TASK DESCRIPTION:
Within the material below, find each line bearing the word "structured" and present it.

────

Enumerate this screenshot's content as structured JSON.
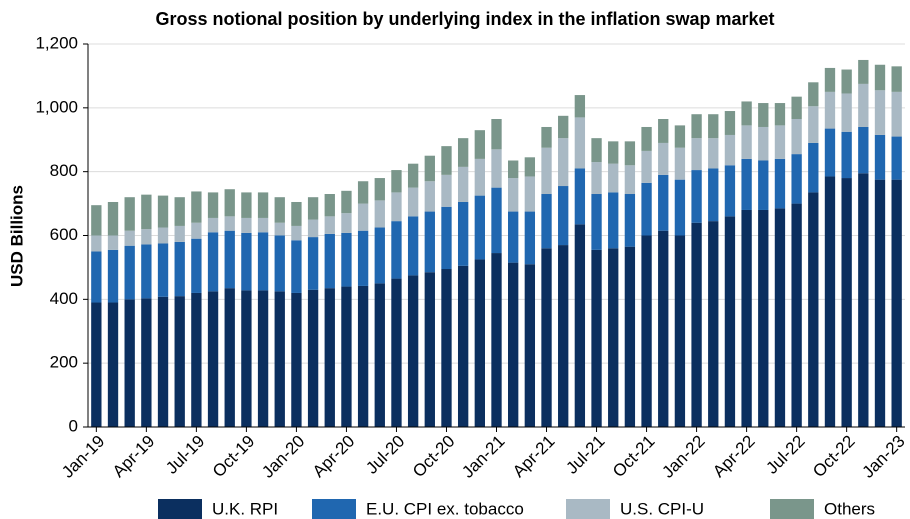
{
  "chart_data": {
    "type": "stacked_bar",
    "title": "Gross notional position by underlying index in the inflation swap market",
    "y_label": "USD Billions",
    "categories": [
      "Jan-19",
      null,
      null,
      "Apr-19",
      null,
      null,
      "Jul-19",
      null,
      null,
      "Oct-19",
      null,
      null,
      "Jan-20",
      null,
      null,
      "Apr-20",
      null,
      null,
      "Jul-20",
      null,
      null,
      "Oct-20",
      null,
      null,
      "Jan-21",
      null,
      null,
      "Apr-21",
      null,
      null,
      "Jul-21",
      null,
      null,
      "Oct-21",
      null,
      null,
      "Jan-22",
      null,
      null,
      "Apr-22",
      null,
      null,
      "Jul-22",
      null,
      null,
      "Oct-22",
      null,
      null,
      "Jan-23"
    ],
    "series": [
      {
        "name": "U.K. RPI",
        "color": "#0b2f5f",
        "values": [
          390,
          390,
          400,
          403,
          408,
          410,
          420,
          425,
          435,
          428,
          428,
          425,
          420,
          430,
          435,
          440,
          442,
          450,
          465,
          475,
          485,
          495,
          505,
          525,
          545,
          515,
          510,
          560,
          570,
          635,
          555,
          560,
          565,
          600,
          615,
          600,
          640,
          645,
          660,
          680,
          680,
          685,
          700,
          735,
          785,
          780,
          795,
          775,
          775
        ]
      },
      {
        "name": "E.U. CPI ex. tobacco",
        "color": "#2067b0",
        "values": [
          160,
          165,
          168,
          169,
          167,
          170,
          170,
          185,
          180,
          180,
          182,
          175,
          165,
          165,
          170,
          168,
          173,
          175,
          180,
          185,
          190,
          195,
          200,
          200,
          205,
          160,
          165,
          170,
          185,
          175,
          175,
          175,
          165,
          165,
          175,
          175,
          165,
          165,
          160,
          160,
          155,
          155,
          155,
          155,
          150,
          145,
          145,
          140,
          135
        ]
      },
      {
        "name": "U.S. CPI-U",
        "color": "#a9b9c4",
        "values": [
          50,
          45,
          47,
          48,
          50,
          50,
          50,
          45,
          45,
          47,
          45,
          40,
          45,
          55,
          55,
          62,
          85,
          85,
          90,
          90,
          95,
          100,
          110,
          115,
          120,
          105,
          110,
          145,
          150,
          160,
          100,
          90,
          90,
          100,
          100,
          100,
          100,
          95,
          95,
          105,
          105,
          105,
          110,
          115,
          115,
          120,
          135,
          140,
          140
        ]
      },
      {
        "name": "Others",
        "color": "#7a968b",
        "values": [
          95,
          105,
          105,
          108,
          100,
          90,
          98,
          80,
          85,
          80,
          80,
          80,
          75,
          70,
          70,
          70,
          70,
          70,
          70,
          75,
          80,
          90,
          90,
          90,
          95,
          55,
          60,
          65,
          70,
          70,
          75,
          70,
          75,
          75,
          75,
          70,
          75,
          75,
          75,
          75,
          75,
          70,
          70,
          75,
          75,
          75,
          75,
          80,
          80
        ]
      }
    ],
    "ylim": [
      0,
      1200
    ],
    "yticks": [
      0,
      200,
      400,
      600,
      800,
      {
        "value": 1000,
        "label": "1,000"
      },
      {
        "value": 1200,
        "label": "1,200"
      }
    ],
    "grid": true
  }
}
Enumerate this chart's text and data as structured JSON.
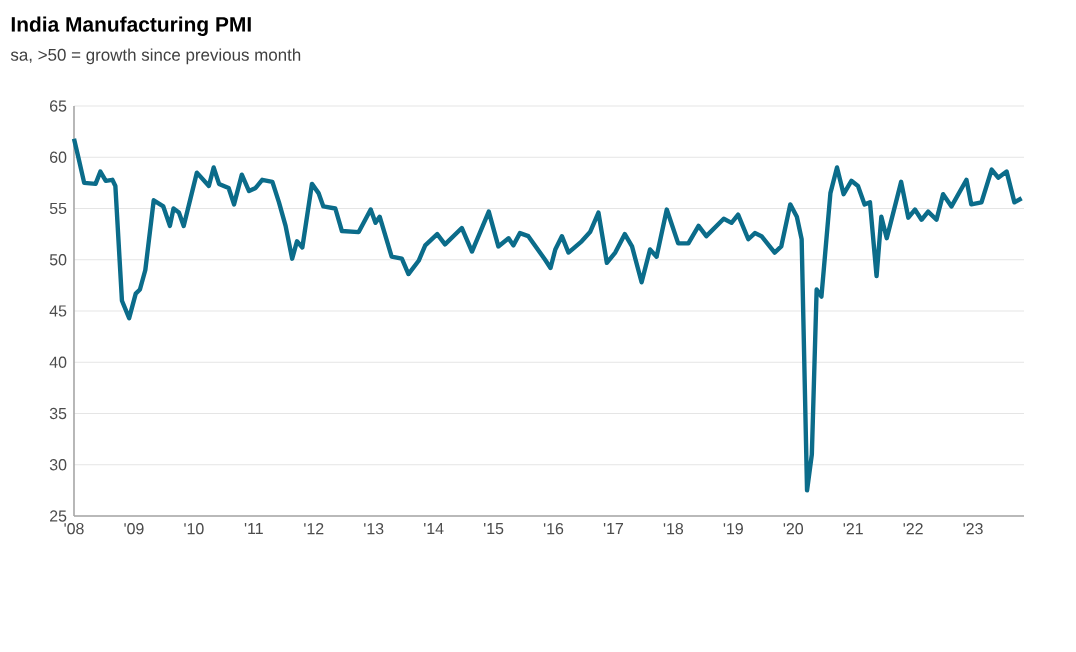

────

FINISHED EXERCISE:
Enumerate this screenshot's content as structured JSON.
Enumerate this chart's text and data as structured JSON.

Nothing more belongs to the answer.